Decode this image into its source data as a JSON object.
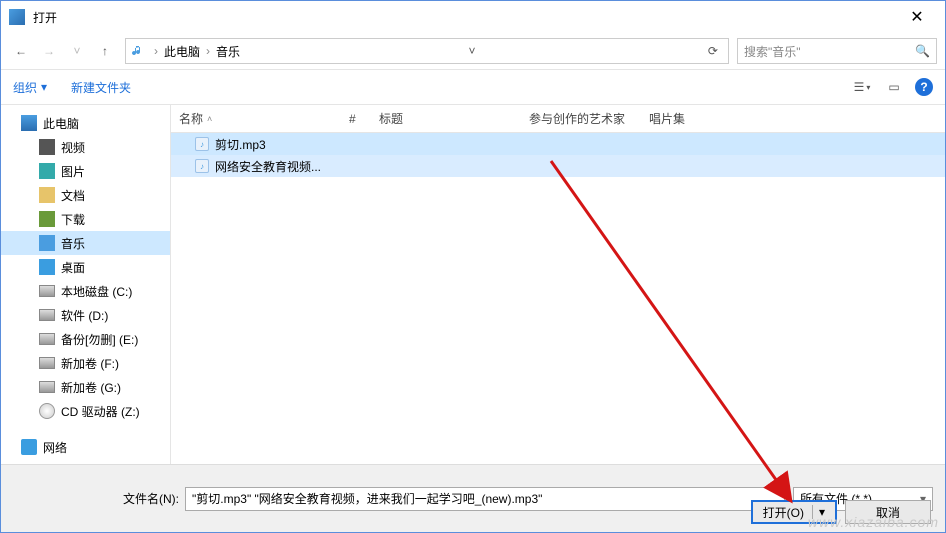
{
  "window": {
    "title": "打开",
    "close_glyph": "✕"
  },
  "nav": {
    "back": "←",
    "forward": "→",
    "dropdown": "˅",
    "up": "↑"
  },
  "address": {
    "crumbs": [
      "此电脑",
      "音乐"
    ],
    "sep": "›",
    "dropdown": "˅",
    "refresh": "⟳"
  },
  "search": {
    "placeholder": "搜索\"音乐\"",
    "icon": "🔍"
  },
  "toolbar": {
    "organize": "组织",
    "new_folder": "新建文件夹",
    "view_icon": "☰",
    "preview_icon": "▭",
    "help_icon": "?"
  },
  "sidebar": {
    "items": [
      {
        "label": "此电脑",
        "iconClass": "ic-pc"
      },
      {
        "label": "视频",
        "iconClass": "ic-vid"
      },
      {
        "label": "图片",
        "iconClass": "ic-pic"
      },
      {
        "label": "文档",
        "iconClass": "ic-doc"
      },
      {
        "label": "下载",
        "iconClass": "ic-dl"
      },
      {
        "label": "音乐",
        "iconClass": "ic-music"
      },
      {
        "label": "桌面",
        "iconClass": "ic-desk"
      },
      {
        "label": "本地磁盘 (C:)",
        "iconClass": "ic-disk"
      },
      {
        "label": "软件 (D:)",
        "iconClass": "ic-disk"
      },
      {
        "label": "备份[勿删] (E:)",
        "iconClass": "ic-disk"
      },
      {
        "label": "新加卷 (F:)",
        "iconClass": "ic-disk"
      },
      {
        "label": "新加卷 (G:)",
        "iconClass": "ic-disk"
      },
      {
        "label": "CD 驱动器 (Z:)",
        "iconClass": "ic-cd"
      }
    ],
    "network": "网络"
  },
  "columns": {
    "name": "名称",
    "num": "#",
    "title": "标题",
    "artist": "参与创作的艺术家",
    "album": "唱片集",
    "sort": "˄"
  },
  "files": [
    {
      "name": "剪切.mp3"
    },
    {
      "name": "网络安全教育视频..."
    }
  ],
  "bottom": {
    "filename_label": "文件名(N):",
    "filename_value": "\"剪切.mp3\" \"网络安全教育视频，进来我们一起学习吧_(new).mp3\"",
    "filter": "所有文件 (*.*)",
    "open": "打开(O)",
    "cancel": "取消",
    "dd": "▾"
  },
  "watermark": "www.xiazaiba.com"
}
^^^^^^^^^^^^^^^^
Tally up the lines of the listing containing the word "网络安全教育视频". Give only the total.

2